:: Data entries ::

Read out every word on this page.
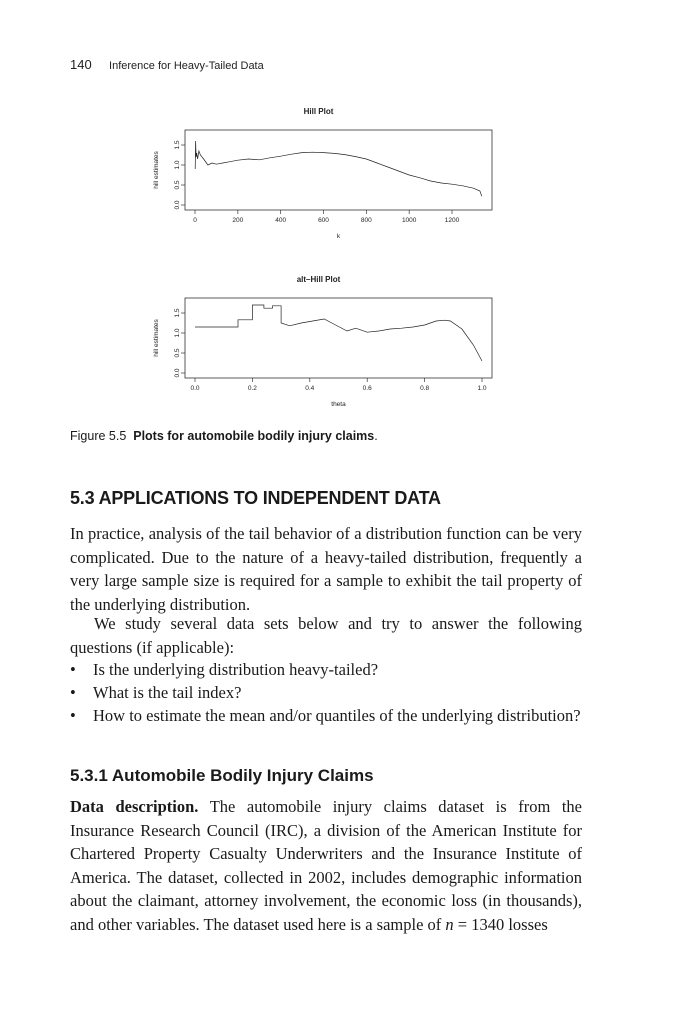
140 Inference for Heavy-Tailed Data
Hill Plot
0	200	400	600	800	1000	1200
k
0.0
0.5
1.0
1.5
hill estimates
alt–Hill Plot
0.0	0.2	0.4	0.6	0.8	1.0
theta
0.0
0.5
1.0
1.5
hill estimates
Figure 5.5 Plots for automobile bodily injury claims.
5.3 APPLICATIONS TO INDEPENDENT DATA
In practice, analysis of the tail behavior of a distribution function can be very complicated. Due to the nature of a heavy-tailed distribution, frequently a very large sample size is required for a sample to exhibit the tail property of the underlying distribution.
We study several data sets below and try to answer the following questions (if applicable):
• Is the underlying distribution heavy-tailed?
• What is the tail index?
• How to estimate the mean and/or quantiles of the underlying distribution?
5.3.1 Automobile Bodily Injury Claims
Data description. The automobile injury claims dataset is from the Insurance Research Council (IRC), a division of the American Institute for Chartered Property Casualty Underwriters and the Insurance Institute of America. The dataset, collected in 2002, includes demographic information about the claimant, attorney involvement, the economic loss (in thousands), and other variables. The dataset used here is a sample of n = 1340 losses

:: Aim of the task ::
Reproduce the material in full, word for word, and omit the pictures.

:: The completed task ::
Read out every word on this page.
140 Inference for Heavy-Tailed Data
Hill Plot
0	200	400	600	800	1000	1200
k
0.0
0.5
1.0
1.5
hill estimates
alt–Hill Plot
0.0	0.2	0.4	0.6	0.8	1.0
theta
0.0
0.5
1.0
1.5
hill estimates
Figure 5.5 Plots for automobile bodily injury claims.
5.3 APPLICATIONS TO INDEPENDENT DATA
In practice, analysis of the tail behavior of a distribution function can be very complicated. Due to the nature of a heavy-tailed distribution, frequently a very large sample size is required for a sample to exhibit the tail property of the underlying distribution.
We study several data sets below and try to answer the following questions (if applicable):
• Is the underlying distribution heavy-tailed?
• What is the tail index?
• How to estimate the mean and/or quantiles of the underlying distribution?
5.3.1 Automobile Bodily Injury Claims
Data description. The automobile injury claims dataset is from the Insurance Research Council (IRC), a division of the American Institute for Chartered Property Casualty Underwriters and the Insurance Institute of America. The dataset, collected in 2002, includes demographic information about the claimant, attorney involvement, the economic loss (in thousands), and other variables. The dataset used here is a sample of n = 1340 losses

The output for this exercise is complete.